**PROBLEM DETAILS**
Reproduce all of the material exactly as shown.

**SUPPLIED DATA**
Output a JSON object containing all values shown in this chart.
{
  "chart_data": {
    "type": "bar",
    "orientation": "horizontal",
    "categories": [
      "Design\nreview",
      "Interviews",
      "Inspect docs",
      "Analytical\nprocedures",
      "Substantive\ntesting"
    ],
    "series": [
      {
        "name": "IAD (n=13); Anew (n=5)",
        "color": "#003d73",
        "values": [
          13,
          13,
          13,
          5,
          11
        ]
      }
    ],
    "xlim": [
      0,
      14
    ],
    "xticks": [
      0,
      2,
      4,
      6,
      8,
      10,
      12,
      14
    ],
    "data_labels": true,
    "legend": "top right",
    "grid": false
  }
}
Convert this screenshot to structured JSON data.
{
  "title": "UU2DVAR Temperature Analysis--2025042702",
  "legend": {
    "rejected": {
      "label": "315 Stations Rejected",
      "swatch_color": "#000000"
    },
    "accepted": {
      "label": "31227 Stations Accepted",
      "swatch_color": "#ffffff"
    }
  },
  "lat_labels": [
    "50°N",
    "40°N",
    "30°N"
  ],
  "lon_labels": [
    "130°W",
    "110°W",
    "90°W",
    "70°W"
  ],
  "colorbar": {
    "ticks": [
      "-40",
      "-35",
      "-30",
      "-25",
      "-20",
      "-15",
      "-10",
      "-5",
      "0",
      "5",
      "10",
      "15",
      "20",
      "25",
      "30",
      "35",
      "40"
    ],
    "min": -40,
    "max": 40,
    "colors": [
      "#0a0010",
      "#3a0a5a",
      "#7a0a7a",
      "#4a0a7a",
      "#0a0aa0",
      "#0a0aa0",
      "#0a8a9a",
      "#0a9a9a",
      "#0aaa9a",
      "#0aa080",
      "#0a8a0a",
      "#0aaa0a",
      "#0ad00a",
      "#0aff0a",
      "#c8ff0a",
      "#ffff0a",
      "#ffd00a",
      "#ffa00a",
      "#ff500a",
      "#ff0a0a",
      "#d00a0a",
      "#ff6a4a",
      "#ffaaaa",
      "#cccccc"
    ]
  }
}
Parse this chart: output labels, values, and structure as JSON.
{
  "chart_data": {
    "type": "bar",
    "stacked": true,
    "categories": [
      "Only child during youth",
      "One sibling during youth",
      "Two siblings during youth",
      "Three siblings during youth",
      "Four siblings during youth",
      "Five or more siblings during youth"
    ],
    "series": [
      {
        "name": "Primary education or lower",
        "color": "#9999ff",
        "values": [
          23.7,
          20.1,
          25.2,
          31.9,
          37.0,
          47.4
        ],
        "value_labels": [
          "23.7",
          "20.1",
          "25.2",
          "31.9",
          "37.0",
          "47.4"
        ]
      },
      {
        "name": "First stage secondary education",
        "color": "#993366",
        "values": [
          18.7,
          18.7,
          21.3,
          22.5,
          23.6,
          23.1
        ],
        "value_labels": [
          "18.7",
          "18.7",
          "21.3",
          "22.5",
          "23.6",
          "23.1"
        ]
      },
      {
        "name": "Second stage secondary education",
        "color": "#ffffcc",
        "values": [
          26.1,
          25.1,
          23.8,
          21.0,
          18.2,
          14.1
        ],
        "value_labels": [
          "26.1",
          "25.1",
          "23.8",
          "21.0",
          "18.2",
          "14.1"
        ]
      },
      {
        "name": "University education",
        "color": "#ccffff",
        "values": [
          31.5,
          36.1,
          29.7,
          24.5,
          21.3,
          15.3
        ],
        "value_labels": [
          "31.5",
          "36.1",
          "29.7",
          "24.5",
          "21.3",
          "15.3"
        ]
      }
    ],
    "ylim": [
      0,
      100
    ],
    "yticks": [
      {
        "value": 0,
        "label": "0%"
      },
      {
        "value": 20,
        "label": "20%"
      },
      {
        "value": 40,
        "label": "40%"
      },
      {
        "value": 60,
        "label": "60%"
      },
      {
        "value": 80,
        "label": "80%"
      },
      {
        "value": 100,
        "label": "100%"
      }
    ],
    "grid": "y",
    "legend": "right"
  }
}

**ANSWER TO THE PROBLEM**
Output a JSON object containing all values shown in this chart.
{
  "chart_data": {
    "type": "bar",
    "orientation": "horizontal",
    "categories": [
      "Design\nreview",
      "Interviews",
      "Inspect docs",
      "Analytical\nprocedures",
      "Substantive\ntesting"
    ],
    "series": [
      {
        "name": "IAD (n=13); Anew (n=5)",
        "color": "#003d73",
        "values": [
          13,
          13,
          13,
          5,
          11
        ]
      }
    ],
    "xlim": [
      0,
      14
    ],
    "xticks": [
      0,
      2,
      4,
      6,
      8,
      10,
      12,
      14
    ],
    "data_labels": true,
    "legend": "top right",
    "grid": false
  }
}
Convert this screenshot to structured JSON data.
{
  "title": "UU2DVAR Temperature Analysis--2025042702",
  "legend": {
    "rejected": {
      "label": "315 Stations Rejected",
      "swatch_color": "#000000"
    },
    "accepted": {
      "label": "31227 Stations Accepted",
      "swatch_color": "#ffffff"
    }
  },
  "lat_labels": [
    "50°N",
    "40°N",
    "30°N"
  ],
  "lon_labels": [
    "130°W",
    "110°W",
    "90°W",
    "70°W"
  ],
  "colorbar": {
    "ticks": [
      "-40",
      "-35",
      "-30",
      "-25",
      "-20",
      "-15",
      "-10",
      "-5",
      "0",
      "5",
      "10",
      "15",
      "20",
      "25",
      "30",
      "35",
      "40"
    ],
    "min": -40,
    "max": 40,
    "colors": [
      "#0a0010",
      "#3a0a5a",
      "#7a0a7a",
      "#4a0a7a",
      "#0a0aa0",
      "#0a0aa0",
      "#0a8a9a",
      "#0a9a9a",
      "#0aaa9a",
      "#0aa080",
      "#0a8a0a",
      "#0aaa0a",
      "#0ad00a",
      "#0aff0a",
      "#c8ff0a",
      "#ffff0a",
      "#ffd00a",
      "#ffa00a",
      "#ff500a",
      "#ff0a0a",
      "#d00a0a",
      "#ff6a4a",
      "#ffaaaa",
      "#cccccc"
    ]
  }
}
Parse this chart: output labels, values, and structure as JSON.
{
  "chart_data": {
    "type": "bar",
    "stacked": true,
    "categories": [
      "Only child during youth",
      "One sibling during youth",
      "Two siblings during youth",
      "Three siblings during youth",
      "Four siblings during youth",
      "Five or more siblings during youth"
    ],
    "series": [
      {
        "name": "Primary education or lower",
        "color": "#9999ff",
        "values": [
          23.7,
          20.1,
          25.2,
          31.9,
          37.0,
          47.4
        ],
        "value_labels": [
          "23.7",
          "20.1",
          "25.2",
          "31.9",
          "37.0",
          "47.4"
        ]
      },
      {
        "name": "First stage secondary education",
        "color": "#993366",
        "values": [
          18.7,
          18.7,
          21.3,
          22.5,
          23.6,
          23.1
        ],
        "value_labels": [
          "18.7",
          "18.7",
          "21.3",
          "22.5",
          "23.6",
          "23.1"
        ]
      },
      {
        "name": "Second stage secondary education",
        "color": "#ffffcc",
        "values": [
          26.1,
          25.1,
          23.8,
          21.0,
          18.2,
          14.1
        ],
        "value_labels": [
          "26.1",
          "25.1",
          "23.8",
          "21.0",
          "18.2",
          "14.1"
        ]
      },
      {
        "name": "University education",
        "color": "#ccffff",
        "values": [
          31.5,
          36.1,
          29.7,
          24.5,
          21.3,
          15.3
        ],
        "value_labels": [
          "31.5",
          "36.1",
          "29.7",
          "24.5",
          "21.3",
          "15.3"
        ]
      }
    ],
    "ylim": [
      0,
      100
    ],
    "yticks": [
      {
        "value": 0,
        "label": "0%"
      },
      {
        "value": 20,
        "label": "20%"
      },
      {
        "value": 40,
        "label": "40%"
      },
      {
        "value": 60,
        "label": "60%"
      },
      {
        "value": 80,
        "label": "80%"
      },
      {
        "value": 100,
        "label": "100%"
      }
    ],
    "grid": "y",
    "legend": "right"
  }
}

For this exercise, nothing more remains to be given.